* Start DATA PROVIDED *

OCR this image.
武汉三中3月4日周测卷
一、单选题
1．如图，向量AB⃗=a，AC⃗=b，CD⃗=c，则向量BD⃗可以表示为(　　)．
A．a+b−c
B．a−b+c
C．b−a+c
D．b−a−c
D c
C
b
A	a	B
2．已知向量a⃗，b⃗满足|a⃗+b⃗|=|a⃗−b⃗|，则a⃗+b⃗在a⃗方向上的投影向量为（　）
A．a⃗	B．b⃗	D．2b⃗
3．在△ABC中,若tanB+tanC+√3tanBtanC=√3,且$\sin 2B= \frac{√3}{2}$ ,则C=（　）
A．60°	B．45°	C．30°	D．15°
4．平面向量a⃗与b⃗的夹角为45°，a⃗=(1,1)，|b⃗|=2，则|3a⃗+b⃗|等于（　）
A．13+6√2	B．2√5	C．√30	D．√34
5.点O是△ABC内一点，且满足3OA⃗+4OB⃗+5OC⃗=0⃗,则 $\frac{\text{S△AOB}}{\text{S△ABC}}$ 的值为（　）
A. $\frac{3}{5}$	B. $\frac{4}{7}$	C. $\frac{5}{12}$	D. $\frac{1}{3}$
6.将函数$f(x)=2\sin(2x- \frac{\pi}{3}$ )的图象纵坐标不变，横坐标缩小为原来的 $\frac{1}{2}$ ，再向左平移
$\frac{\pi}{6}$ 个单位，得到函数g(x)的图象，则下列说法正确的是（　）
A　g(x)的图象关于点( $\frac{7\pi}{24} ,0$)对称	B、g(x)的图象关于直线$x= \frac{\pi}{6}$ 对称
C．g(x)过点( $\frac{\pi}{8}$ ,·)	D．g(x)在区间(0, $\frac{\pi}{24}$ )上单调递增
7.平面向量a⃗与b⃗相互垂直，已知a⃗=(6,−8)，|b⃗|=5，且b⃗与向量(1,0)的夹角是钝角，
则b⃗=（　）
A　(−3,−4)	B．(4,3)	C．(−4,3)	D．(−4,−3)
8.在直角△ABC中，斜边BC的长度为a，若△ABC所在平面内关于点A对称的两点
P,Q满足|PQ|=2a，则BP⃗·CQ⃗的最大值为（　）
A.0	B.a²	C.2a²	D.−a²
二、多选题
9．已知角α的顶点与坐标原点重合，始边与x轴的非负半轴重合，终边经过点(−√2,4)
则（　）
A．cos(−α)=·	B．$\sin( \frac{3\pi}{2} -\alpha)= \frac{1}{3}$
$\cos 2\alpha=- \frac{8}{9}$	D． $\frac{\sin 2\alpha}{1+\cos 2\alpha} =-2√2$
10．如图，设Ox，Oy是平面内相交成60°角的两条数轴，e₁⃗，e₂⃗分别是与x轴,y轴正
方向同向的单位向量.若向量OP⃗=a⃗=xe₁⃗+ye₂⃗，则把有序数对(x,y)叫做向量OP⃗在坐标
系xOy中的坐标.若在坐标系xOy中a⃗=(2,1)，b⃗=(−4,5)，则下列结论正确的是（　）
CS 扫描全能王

* End DATA PROVIDED *
* Start DATA PROVIDED *

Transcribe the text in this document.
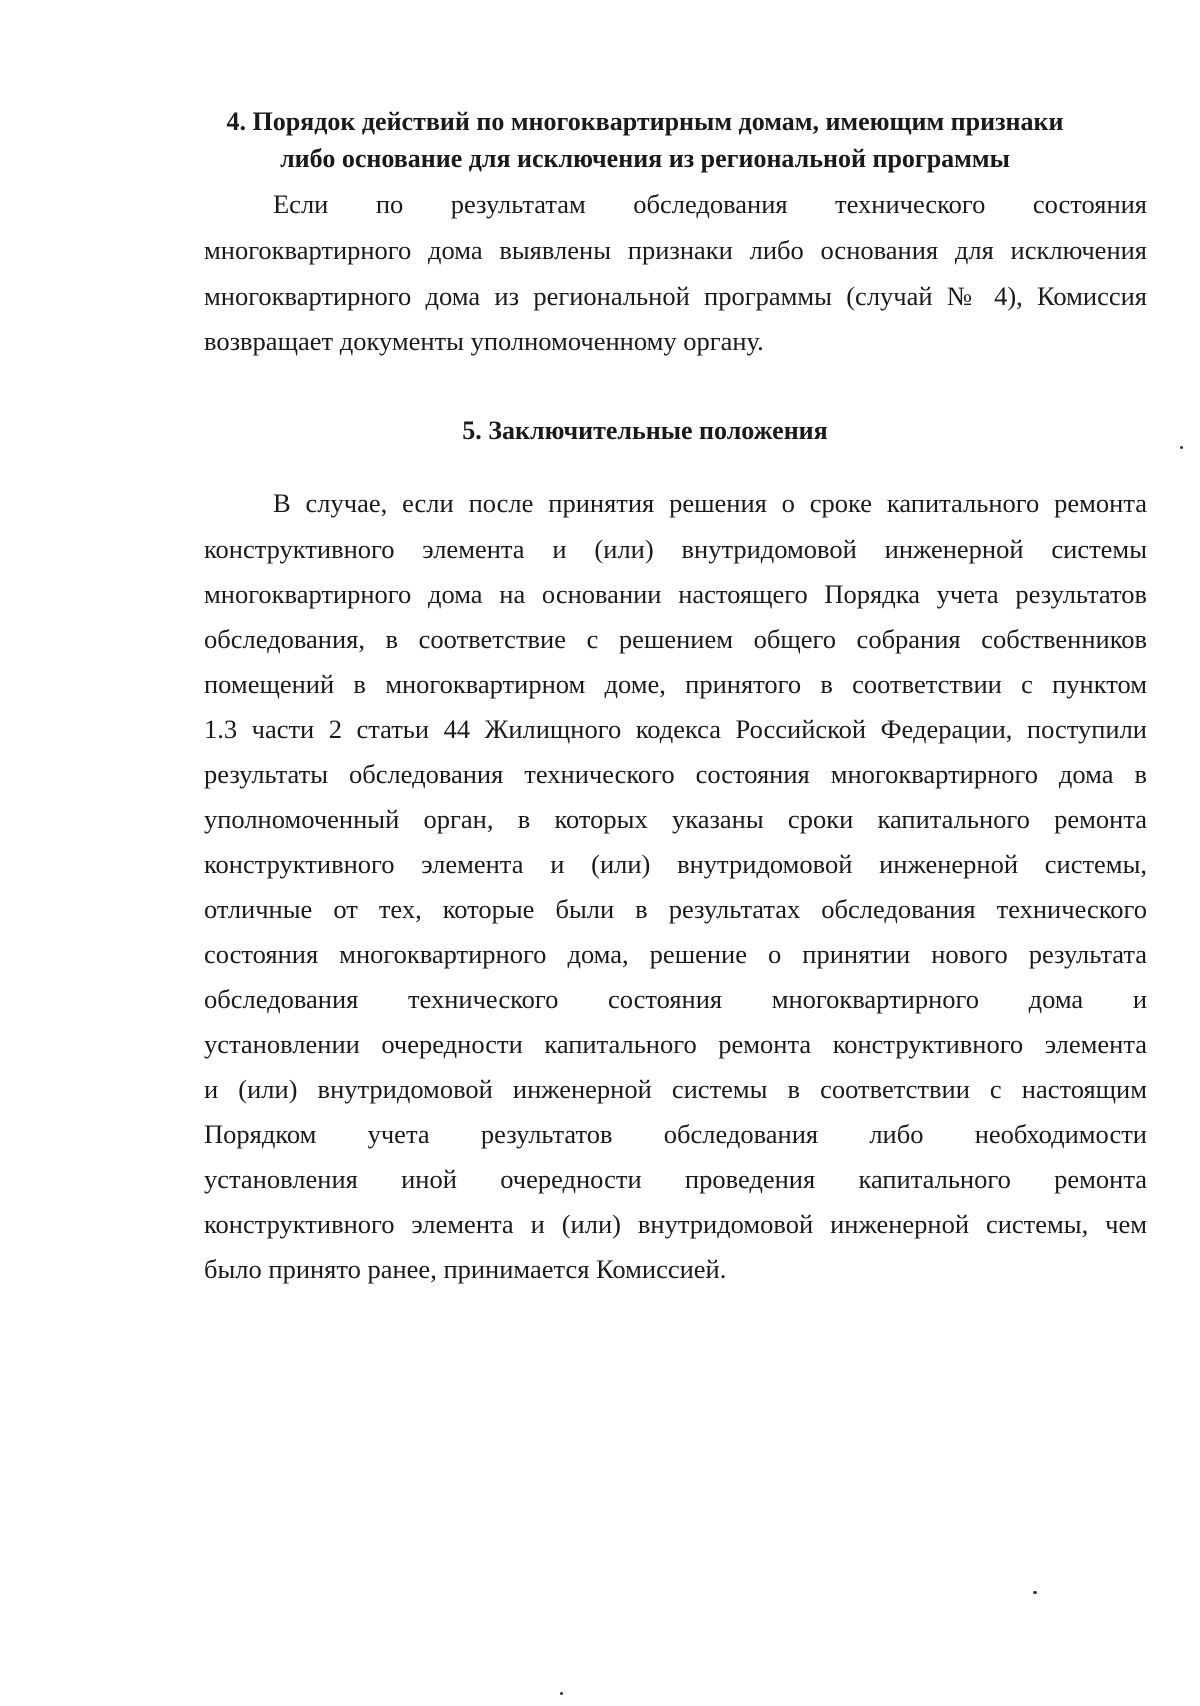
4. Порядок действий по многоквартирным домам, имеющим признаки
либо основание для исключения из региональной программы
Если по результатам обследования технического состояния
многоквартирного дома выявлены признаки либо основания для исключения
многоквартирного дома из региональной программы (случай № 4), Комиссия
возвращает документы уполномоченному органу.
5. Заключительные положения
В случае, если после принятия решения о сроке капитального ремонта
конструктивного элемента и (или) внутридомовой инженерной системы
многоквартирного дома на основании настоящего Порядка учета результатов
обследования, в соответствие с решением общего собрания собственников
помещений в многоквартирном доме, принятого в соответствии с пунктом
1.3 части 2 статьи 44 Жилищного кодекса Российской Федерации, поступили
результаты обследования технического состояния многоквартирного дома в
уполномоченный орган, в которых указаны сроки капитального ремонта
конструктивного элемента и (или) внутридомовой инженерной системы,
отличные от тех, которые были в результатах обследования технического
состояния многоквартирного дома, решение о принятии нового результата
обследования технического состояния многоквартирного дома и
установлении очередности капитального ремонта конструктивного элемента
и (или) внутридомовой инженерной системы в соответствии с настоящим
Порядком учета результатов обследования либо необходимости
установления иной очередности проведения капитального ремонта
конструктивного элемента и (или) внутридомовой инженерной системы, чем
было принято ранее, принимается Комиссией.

* End DATA PROVIDED *
* Start DATA PROVIDED *

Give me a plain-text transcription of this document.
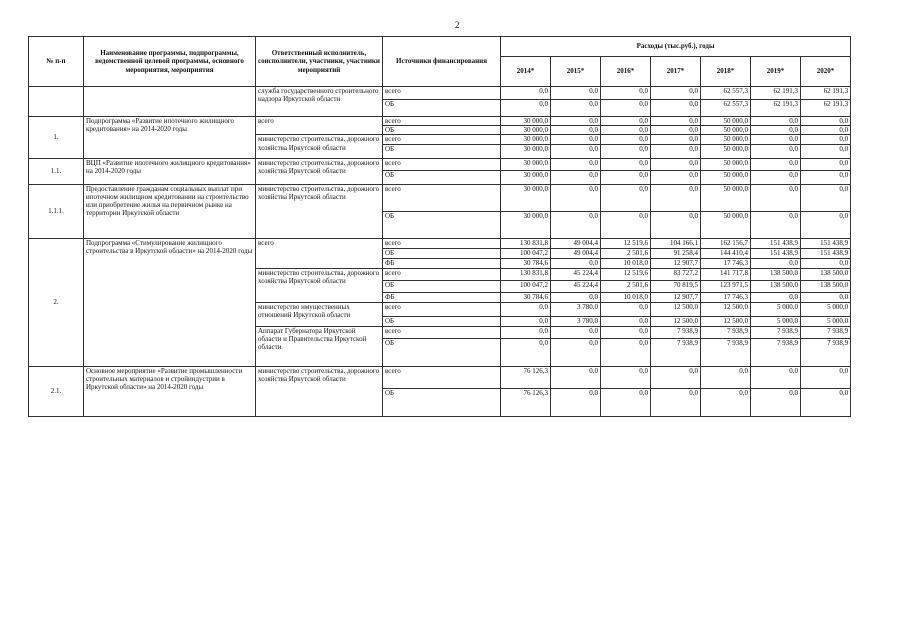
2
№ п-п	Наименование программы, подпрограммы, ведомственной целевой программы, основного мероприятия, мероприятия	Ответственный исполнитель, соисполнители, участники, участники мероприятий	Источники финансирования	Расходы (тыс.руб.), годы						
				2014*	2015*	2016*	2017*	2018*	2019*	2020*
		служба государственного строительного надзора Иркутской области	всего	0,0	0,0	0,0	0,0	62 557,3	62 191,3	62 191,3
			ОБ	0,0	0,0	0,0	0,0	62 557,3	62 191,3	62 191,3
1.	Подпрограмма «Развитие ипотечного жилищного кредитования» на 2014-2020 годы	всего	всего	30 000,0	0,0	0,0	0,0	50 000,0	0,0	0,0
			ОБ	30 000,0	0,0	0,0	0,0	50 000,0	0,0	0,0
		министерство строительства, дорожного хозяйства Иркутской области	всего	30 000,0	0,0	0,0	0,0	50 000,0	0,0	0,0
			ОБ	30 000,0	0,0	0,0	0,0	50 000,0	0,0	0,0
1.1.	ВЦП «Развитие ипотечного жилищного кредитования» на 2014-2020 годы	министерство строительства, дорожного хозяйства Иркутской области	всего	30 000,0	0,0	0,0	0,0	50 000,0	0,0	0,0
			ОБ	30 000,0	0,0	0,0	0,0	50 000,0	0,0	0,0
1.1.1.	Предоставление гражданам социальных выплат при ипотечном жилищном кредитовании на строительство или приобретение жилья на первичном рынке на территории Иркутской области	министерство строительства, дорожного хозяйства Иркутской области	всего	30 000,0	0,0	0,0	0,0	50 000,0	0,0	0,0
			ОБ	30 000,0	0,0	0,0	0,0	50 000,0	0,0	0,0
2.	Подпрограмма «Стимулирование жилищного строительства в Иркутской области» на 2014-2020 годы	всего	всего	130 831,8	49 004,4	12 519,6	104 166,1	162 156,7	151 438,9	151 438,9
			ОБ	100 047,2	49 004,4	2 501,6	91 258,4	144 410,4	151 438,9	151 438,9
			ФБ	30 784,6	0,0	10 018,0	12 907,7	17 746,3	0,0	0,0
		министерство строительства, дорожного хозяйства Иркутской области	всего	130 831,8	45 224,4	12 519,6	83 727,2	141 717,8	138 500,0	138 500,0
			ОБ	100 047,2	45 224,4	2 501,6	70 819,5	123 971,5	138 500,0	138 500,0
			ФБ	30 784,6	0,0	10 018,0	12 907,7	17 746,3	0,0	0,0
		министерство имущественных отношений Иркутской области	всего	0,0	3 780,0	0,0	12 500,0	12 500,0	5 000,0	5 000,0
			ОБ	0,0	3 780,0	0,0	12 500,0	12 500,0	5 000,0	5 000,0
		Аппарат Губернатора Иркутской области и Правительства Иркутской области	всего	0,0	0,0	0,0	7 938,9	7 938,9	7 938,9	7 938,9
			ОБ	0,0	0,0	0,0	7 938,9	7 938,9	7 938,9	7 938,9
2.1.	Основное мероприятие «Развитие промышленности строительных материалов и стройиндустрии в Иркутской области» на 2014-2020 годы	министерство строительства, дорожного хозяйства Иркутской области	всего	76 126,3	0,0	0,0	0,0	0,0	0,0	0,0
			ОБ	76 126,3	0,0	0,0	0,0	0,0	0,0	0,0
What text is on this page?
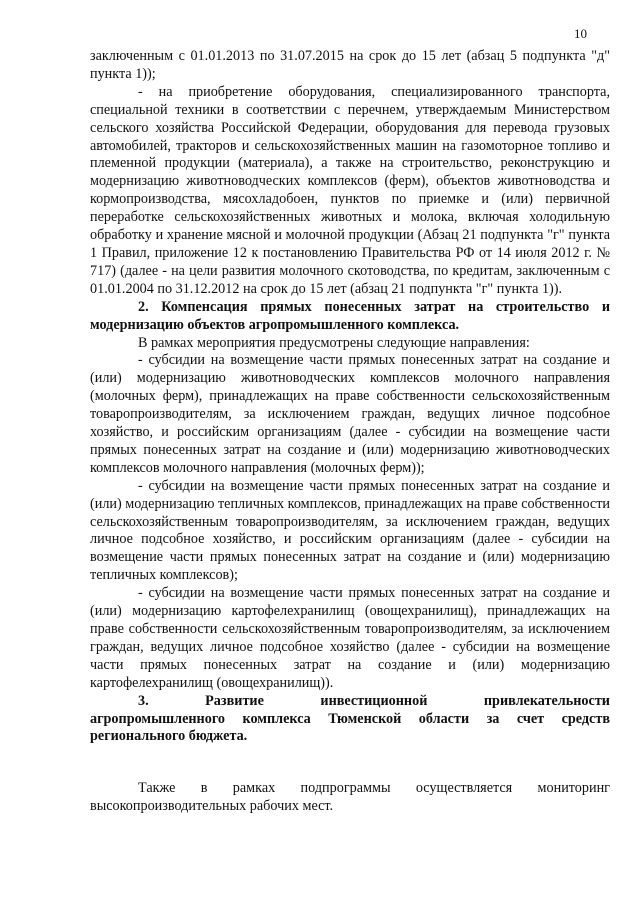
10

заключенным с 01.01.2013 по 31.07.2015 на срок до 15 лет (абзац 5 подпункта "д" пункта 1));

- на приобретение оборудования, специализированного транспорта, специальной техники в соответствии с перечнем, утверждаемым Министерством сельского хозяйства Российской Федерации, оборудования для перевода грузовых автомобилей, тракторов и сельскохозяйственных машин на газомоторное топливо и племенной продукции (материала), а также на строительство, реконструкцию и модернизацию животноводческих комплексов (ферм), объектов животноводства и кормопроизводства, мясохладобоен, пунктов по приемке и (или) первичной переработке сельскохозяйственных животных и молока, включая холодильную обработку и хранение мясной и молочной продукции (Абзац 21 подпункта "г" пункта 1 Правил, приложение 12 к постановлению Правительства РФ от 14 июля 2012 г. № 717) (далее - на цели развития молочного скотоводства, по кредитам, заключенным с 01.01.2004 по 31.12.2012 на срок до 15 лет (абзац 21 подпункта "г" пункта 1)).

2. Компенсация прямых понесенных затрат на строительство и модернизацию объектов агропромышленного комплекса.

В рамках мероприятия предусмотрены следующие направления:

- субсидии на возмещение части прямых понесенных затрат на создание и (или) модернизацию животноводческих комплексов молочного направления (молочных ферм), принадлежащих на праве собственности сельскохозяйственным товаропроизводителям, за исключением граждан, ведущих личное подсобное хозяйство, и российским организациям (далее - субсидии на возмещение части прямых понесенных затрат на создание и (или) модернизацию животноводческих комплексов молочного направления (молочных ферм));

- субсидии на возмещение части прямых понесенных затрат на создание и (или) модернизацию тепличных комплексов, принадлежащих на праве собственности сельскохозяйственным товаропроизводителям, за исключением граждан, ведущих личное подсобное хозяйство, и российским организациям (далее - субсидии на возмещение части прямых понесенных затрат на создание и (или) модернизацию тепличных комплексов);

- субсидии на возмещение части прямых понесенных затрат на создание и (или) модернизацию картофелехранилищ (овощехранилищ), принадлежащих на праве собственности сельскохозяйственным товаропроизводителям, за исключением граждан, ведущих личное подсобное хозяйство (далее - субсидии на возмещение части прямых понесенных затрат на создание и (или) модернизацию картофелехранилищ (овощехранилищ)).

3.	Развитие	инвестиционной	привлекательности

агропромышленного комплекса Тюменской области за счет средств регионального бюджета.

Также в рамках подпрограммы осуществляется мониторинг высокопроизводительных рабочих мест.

* End DATA PROVIDED *

*GOAL*: Pull out all lines from the entries above in which the word "ипотечного" appears.

*WORKED SOLUTION*:
1.	Подпрограмма «Развитие ипотечного жилищного кредитования» на 2014-2020 годы	всего	всего	30 000,0	0,0	0,0	0,0	50 000,0	0,0	0,0
1.1.	ВЦП «Развитие ипотечного жилищного кредитования» на 2014-2020 годы	министерство строительства, дорожного хозяйства Иркутской области	всего	30 000,0	0,0	0,0	0,0	50 000,0	0,0	0,0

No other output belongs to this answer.